EXTRAIT DU TEXTE:
------------

"Intervenir militairement en Syrie serait un calcul fou"
SYRIE - Ancien président de Médecins sans frontières et professeur associé à Sciences Po Paris, Rony Brauman estime qu'une intervention ne ferait qu'aggraver la situation.
Alors que les condamnations pleuvent après le massacre survenu mercredi 6 juin à Hama, la question d'une intervention militaire en Syrie se fait toujours plus pressante. François Hollande avait déclaré ne "pas exclure" une telle option, mais tous ne partagent pas son avis. Ancien président de Médecins sans frontières et ancien professeur associé à Sciences Po Paris, Rony Brauman estime ainsi qu'une telle action ne ferait qu'aggraver la situation.
FTVi : Pourquoi êtes vous opposé à une intervention militaire en Syrie ?
Rony Brauman : D'abord pour la même raison que celle qui m'avait poussé à être contre l'intervention en Libye : j'ai peu de foi dans les capacités des forces militaires à stabiliser une situation politique, et à créer une situation favorable à un processus de démocratisation.
Les autres raisons sont liées aux particularités de la situation syrienne. Intervenir militairement serait très délicat : l'armée du régime est forte, et l'environnement politique est extrêmement volatil et tendu. Des pays comme l'Iran, l'Irak et le Liban pourraient potentiellement devenir des lieux d'extension de ce conflit, compte tenu des alliances qui existent entre les forces de ces trois pays et le régime de Bachar Al-Assad.
La véritable question est de savoir si l'option militaire améliorerait la situation sur le terrain, or je constate qu'en Libye il y a eu 30 000 morts alors même qu'il y avait intervention, et cela n'a suscité aucun commentaire. Payer un tel prix au nom de la protection de la vie humaine constitue un calcul fou.
Comment faire alors pour résoudre cette crise sans faire usage de la force ?
Une chose est sûre : il ne faut en aucun cas relâcher l'effort diplomatique et politique si l'on veut sortir de l'impasse, car la sortie de cette crise passe par le départ de Bachar Al-Assad. Il faut également continuer à prendre des sanctions économiques ciblées contre le régime. Je suis en revanche opposé aux sanctions qui toucheraient tout un pays, pour une raison pratique : quand c'est le cas, c'est le pouvoir en place qui en tire profit et la population qui en paie le prix.

------------

DONNÉES D'ORIGINE:
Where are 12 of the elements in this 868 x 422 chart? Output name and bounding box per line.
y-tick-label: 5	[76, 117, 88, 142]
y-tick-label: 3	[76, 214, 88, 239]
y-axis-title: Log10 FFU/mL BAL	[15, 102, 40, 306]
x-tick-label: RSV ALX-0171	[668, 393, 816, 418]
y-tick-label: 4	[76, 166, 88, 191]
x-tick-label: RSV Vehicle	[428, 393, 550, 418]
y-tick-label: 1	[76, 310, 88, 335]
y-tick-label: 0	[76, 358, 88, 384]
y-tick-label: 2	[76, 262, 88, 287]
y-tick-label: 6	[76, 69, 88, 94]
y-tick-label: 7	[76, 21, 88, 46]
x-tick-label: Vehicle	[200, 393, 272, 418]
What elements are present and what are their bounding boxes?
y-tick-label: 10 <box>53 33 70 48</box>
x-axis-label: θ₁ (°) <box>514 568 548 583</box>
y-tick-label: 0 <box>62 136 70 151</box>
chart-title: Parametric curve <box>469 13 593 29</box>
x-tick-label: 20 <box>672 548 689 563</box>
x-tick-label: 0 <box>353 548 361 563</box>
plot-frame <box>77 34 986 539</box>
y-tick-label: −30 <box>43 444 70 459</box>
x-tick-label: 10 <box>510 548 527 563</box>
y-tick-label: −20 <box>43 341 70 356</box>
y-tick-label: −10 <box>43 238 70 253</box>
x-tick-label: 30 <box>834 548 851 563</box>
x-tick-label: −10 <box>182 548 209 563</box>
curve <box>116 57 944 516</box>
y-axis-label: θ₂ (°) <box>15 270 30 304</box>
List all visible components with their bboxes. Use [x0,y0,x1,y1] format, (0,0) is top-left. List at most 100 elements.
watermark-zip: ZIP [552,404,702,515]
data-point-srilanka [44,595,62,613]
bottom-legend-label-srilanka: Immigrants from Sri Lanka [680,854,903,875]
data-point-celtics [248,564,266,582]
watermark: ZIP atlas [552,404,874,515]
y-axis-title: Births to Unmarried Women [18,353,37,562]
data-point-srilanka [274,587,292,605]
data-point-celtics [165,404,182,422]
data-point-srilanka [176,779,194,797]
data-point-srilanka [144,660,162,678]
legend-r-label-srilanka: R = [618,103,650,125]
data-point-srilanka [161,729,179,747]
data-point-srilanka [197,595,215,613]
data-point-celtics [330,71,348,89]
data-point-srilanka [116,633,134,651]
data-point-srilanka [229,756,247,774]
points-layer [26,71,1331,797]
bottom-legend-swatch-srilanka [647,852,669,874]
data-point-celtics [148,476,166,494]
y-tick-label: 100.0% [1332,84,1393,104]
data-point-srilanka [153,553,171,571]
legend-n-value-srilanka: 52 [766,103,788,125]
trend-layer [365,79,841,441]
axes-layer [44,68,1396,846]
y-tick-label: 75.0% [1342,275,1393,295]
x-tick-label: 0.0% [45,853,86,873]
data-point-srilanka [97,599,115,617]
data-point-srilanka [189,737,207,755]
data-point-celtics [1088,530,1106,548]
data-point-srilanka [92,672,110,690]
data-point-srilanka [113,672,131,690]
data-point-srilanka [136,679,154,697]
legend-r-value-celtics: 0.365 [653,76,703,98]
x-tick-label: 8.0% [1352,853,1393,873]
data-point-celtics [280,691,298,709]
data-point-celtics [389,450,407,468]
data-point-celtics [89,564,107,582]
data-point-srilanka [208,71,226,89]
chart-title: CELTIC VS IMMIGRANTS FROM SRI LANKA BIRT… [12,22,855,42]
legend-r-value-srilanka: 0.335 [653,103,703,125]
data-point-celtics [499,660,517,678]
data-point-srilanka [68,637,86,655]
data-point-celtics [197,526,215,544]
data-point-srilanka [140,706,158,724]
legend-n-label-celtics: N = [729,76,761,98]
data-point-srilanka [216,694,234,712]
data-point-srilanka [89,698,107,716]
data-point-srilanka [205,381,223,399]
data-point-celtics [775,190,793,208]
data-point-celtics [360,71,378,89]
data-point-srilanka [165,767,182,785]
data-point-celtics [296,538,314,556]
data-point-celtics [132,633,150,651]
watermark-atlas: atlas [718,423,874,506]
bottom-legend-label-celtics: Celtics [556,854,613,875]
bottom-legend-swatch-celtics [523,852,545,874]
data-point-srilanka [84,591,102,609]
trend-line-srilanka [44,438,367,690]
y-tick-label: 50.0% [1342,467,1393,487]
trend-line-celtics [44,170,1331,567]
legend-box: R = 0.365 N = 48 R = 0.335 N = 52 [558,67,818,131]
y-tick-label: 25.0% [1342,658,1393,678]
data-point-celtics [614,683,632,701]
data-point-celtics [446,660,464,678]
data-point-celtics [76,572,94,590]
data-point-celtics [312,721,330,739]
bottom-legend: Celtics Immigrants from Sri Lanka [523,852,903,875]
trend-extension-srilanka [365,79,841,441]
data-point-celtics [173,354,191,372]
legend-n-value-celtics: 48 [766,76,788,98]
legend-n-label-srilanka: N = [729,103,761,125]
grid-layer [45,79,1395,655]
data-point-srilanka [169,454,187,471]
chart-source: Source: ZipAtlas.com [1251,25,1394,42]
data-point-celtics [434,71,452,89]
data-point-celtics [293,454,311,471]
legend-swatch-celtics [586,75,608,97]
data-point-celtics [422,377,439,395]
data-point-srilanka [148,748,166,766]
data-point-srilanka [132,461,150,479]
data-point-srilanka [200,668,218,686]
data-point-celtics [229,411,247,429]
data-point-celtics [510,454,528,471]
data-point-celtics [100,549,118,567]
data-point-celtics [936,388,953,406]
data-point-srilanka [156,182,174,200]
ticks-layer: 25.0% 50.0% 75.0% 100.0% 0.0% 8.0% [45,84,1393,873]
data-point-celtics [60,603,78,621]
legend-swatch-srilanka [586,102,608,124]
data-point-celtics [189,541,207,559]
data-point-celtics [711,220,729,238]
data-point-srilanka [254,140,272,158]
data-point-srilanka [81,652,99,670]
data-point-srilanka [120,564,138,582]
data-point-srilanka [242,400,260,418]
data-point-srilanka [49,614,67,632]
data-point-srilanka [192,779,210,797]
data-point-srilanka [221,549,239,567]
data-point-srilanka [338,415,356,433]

------------

À FAIRE:
1) Pouvez-vous reproduire fidèlement le passage de l'entretien sur l'intervention en Syrie qui va de « Comment faire alors » jusqu'à « paie le prix. » ?
2) Pouvez-vous poursuivre l'entretien sur l'intervention en Syrie à partir de sa dernière phrase ?

CORRIGÉ DE L'EXERCICE:
1)
Comment faire alors pour résoudre cette crise sans faire usage de la force ?
Une chose est sûre : il ne faut en aucun cas relâcher l'effort diplomatique et politique si l'on veut sortir de l'impasse, car la sortie de cette crise passe par le départ de Bachar Al-Assad. Il faut également continuer à prendre des sanctions économiques ciblées contre le régime. Je suis en revanche opposé aux sanctions qui toucheraient tout un pays, pour une raison pratique : quand c'est le cas, c'est le pouvoir en place qui en tire profit et la population qui en paie le prix.

2)
Sur le plan politique, il me semble également nécessaire de continuer à travailler auprès d'un des soutiens de Damas, à savoir Vladimir Poutine. Certes, on s'accroche à quelques petits signes, mais le fait que la Russie évolue un peu sur la question du départ d'Assad constitue l'un des rares espoirs du dossier syrien.
Ensuite, il y a la question de l'évacuation des blessés, et le passage d'équipes médicales sur le terrain. Le Comité international de la Croix Rouge et Médecins Sans Frontières ont proposé une trêve quotidienne, ou en tout cas régulière, qui permettrait le passage de convois médicalisés. Il ne s'agit pas là de protection mais de service humanitaire minimum, et cette idée est encore loin d'être acceptée par Damas.
Des sanctions économiques et diplomatiques sont prises depuis des mois, mais le régime semble y rester sourd...
Je suis conscient du caractère extrêmement frustrant et lent de tout cela, mais les résultats d'une pression diplomatique sont long à se faire voir. Mais comme je l'expliquais, la solution militaire ne serait pas meilleure : les violences monteraient en puissance durant des semaines, l'engagement serait lent et mènerait très probablement à la confrontation avec d'autres forces.
Il faut sortir de l'idée selon laquelle il n'y aurait que deux attitudes, celle qui prônerait une intervention militaire et celle qui consisterait à condamner mollement sans que rien ne se passe. Il faut impérativement tout faire pour rééquilibrer le rapport de force politique entre l'opposition et le régime. Cela passe par le fait de manifester son soutien à l'opposition, ou encore lui offrir des bases à l'extérieur du pays pour qu'elle puisse s'exprimer et s'organiser.